Task directions —
Replace every occurrence of "yellow-heart-emoji" with "emoji-yellow-heart" in the data below, leaving all other text unchanged.

Layout element annotations —
<<<<
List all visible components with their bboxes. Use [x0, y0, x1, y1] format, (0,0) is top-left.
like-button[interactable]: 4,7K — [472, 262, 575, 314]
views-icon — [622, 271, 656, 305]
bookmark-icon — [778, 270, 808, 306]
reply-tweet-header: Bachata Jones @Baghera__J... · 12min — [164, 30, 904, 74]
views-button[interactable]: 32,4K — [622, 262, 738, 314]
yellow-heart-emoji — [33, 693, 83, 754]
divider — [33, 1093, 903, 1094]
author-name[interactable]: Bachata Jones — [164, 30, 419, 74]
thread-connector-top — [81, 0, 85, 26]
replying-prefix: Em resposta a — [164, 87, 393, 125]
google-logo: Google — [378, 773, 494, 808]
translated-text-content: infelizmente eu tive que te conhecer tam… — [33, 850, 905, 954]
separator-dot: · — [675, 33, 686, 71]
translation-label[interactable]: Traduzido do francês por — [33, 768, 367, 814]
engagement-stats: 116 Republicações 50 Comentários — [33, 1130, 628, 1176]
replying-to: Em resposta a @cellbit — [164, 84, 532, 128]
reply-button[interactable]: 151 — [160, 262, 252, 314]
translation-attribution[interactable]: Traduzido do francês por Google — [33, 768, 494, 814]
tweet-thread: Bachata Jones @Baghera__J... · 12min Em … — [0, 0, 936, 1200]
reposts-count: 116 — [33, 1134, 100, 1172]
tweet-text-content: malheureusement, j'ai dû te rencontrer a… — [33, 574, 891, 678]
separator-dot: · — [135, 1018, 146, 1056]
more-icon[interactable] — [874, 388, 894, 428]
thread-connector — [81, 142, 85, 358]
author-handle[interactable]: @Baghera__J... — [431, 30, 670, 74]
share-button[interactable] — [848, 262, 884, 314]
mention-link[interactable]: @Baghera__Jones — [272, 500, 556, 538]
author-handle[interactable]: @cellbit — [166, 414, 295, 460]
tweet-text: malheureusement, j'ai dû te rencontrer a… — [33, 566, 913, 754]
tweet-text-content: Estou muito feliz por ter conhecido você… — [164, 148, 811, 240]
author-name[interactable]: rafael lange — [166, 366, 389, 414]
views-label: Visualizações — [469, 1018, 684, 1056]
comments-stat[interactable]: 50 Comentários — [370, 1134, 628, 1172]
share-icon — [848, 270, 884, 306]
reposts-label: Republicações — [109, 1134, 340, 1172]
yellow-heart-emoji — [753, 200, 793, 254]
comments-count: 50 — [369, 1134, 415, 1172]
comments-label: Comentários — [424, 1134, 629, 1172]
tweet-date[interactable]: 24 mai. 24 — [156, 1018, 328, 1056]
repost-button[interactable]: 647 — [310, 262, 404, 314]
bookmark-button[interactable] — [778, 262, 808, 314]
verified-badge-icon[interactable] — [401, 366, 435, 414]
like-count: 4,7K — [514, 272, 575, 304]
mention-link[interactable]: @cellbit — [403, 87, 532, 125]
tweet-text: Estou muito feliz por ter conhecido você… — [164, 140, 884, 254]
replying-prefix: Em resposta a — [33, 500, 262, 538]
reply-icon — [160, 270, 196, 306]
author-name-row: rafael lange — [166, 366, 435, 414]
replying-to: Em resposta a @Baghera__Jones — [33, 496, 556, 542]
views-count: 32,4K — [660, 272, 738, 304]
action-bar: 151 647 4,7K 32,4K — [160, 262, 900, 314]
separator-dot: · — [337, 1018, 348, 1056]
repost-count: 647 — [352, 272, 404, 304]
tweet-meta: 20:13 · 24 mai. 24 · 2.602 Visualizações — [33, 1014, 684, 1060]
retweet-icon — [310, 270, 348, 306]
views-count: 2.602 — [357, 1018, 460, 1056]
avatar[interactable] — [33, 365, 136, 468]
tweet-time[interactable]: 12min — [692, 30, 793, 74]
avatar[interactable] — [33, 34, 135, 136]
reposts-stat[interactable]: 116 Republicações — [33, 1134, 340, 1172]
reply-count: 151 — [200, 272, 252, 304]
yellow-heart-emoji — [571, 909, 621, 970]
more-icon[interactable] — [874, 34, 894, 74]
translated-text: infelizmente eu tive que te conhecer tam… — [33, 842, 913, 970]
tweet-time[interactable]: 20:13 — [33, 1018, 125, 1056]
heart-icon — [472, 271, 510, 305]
>>>>
Response for this exercise —
List all visible components with their bboxes. Use [x0, y0, x1, y1] format, (0,0) is top-left.
like-button[interactable]: 4,7K — [472, 262, 575, 314]
views-icon — [622, 271, 656, 305]
bookmark-icon — [778, 270, 808, 306]
reply-tweet-header: Bachata Jones @Baghera__J... · 12min — [164, 30, 904, 74]
views-button[interactable]: 32,4K — [622, 262, 738, 314]
emoji-yellow-heart — [33, 693, 83, 754]
divider — [33, 1093, 903, 1094]
author-name[interactable]: Bachata Jones — [164, 30, 419, 74]
thread-connector-top — [81, 0, 85, 26]
replying-prefix: Em resposta a — [164, 87, 393, 125]
google-logo: Google — [378, 773, 494, 808]
translated-text-content: infelizmente eu tive que te conhecer tam… — [33, 850, 905, 954]
separator-dot: · — [675, 33, 686, 71]
translation-label[interactable]: Traduzido do francês por — [33, 768, 367, 814]
engagement-stats: 116 Republicações 50 Comentários — [33, 1130, 628, 1176]
replying-to: Em resposta a @cellbit — [164, 84, 532, 128]
reply-button[interactable]: 151 — [160, 262, 252, 314]
translation-attribution[interactable]: Traduzido do francês por Google — [33, 768, 494, 814]
tweet-thread: Bachata Jones @Baghera__J... · 12min Em … — [0, 0, 936, 1200]
reposts-count: 116 — [33, 1134, 100, 1172]
tweet-text-content: malheureusement, j'ai dû te rencontrer a… — [33, 574, 891, 678]
separator-dot: · — [135, 1018, 146, 1056]
more-icon[interactable] — [874, 388, 894, 428]
thread-connector — [81, 142, 85, 358]
author-handle[interactable]: @Baghera__J... — [431, 30, 670, 74]
share-button[interactable] — [848, 262, 884, 314]
mention-link[interactable]: @Baghera__Jones — [272, 500, 556, 538]
author-handle[interactable]: @cellbit — [166, 414, 295, 460]
tweet-text: malheureusement, j'ai dû te rencontrer a… — [33, 566, 913, 754]
tweet-text-content: Estou muito feliz por ter conhecido você… — [164, 148, 811, 240]
author-name[interactable]: rafael lange — [166, 366, 389, 414]
views-label: Visualizações — [469, 1018, 684, 1056]
comments-stat[interactable]: 50 Comentários — [370, 1134, 628, 1172]
share-icon — [848, 270, 884, 306]
reposts-label: Republicações — [109, 1134, 340, 1172]
emoji-yellow-heart — [753, 200, 793, 254]
comments-count: 50 — [369, 1134, 415, 1172]
comments-label: Comentários — [424, 1134, 629, 1172]
tweet-date[interactable]: 24 mai. 24 — [156, 1018, 328, 1056]
repost-button[interactable]: 647 — [310, 262, 404, 314]
bookmark-button[interactable] — [778, 262, 808, 314]
verified-badge-icon[interactable] — [401, 366, 435, 414]
like-count: 4,7K — [514, 272, 575, 304]
mention-link[interactable]: @cellbit — [403, 87, 532, 125]
tweet-text: Estou muito feliz por ter conhecido você… — [164, 140, 884, 254]
replying-prefix: Em resposta a — [33, 500, 262, 538]
reply-icon — [160, 270, 196, 306]
author-name-row: rafael lange — [166, 366, 435, 414]
replying-to: Em resposta a @Baghera__Jones — [33, 496, 556, 542]
views-count: 32,4K — [660, 272, 738, 304]
action-bar: 151 647 4,7K 32,4K — [160, 262, 900, 314]
separator-dot: · — [337, 1018, 348, 1056]
repost-count: 647 — [352, 272, 404, 304]
tweet-meta: 20:13 · 24 mai. 24 · 2.602 Visualizações — [33, 1014, 684, 1060]
retweet-icon — [310, 270, 348, 306]
views-count: 2.602 — [357, 1018, 460, 1056]
avatar[interactable] — [33, 365, 136, 468]
tweet-time[interactable]: 12min — [692, 30, 793, 74]
avatar[interactable] — [33, 34, 135, 136]
reposts-stat[interactable]: 116 Republicações — [33, 1134, 340, 1172]
reply-count: 151 — [200, 272, 252, 304]
emoji-yellow-heart — [571, 909, 621, 970]
more-icon[interactable] — [874, 34, 894, 74]
translated-text: infelizmente eu tive que te conhecer tam… — [33, 842, 913, 970]
tweet-time[interactable]: 20:13 — [33, 1018, 125, 1056]
heart-icon — [472, 271, 510, 305]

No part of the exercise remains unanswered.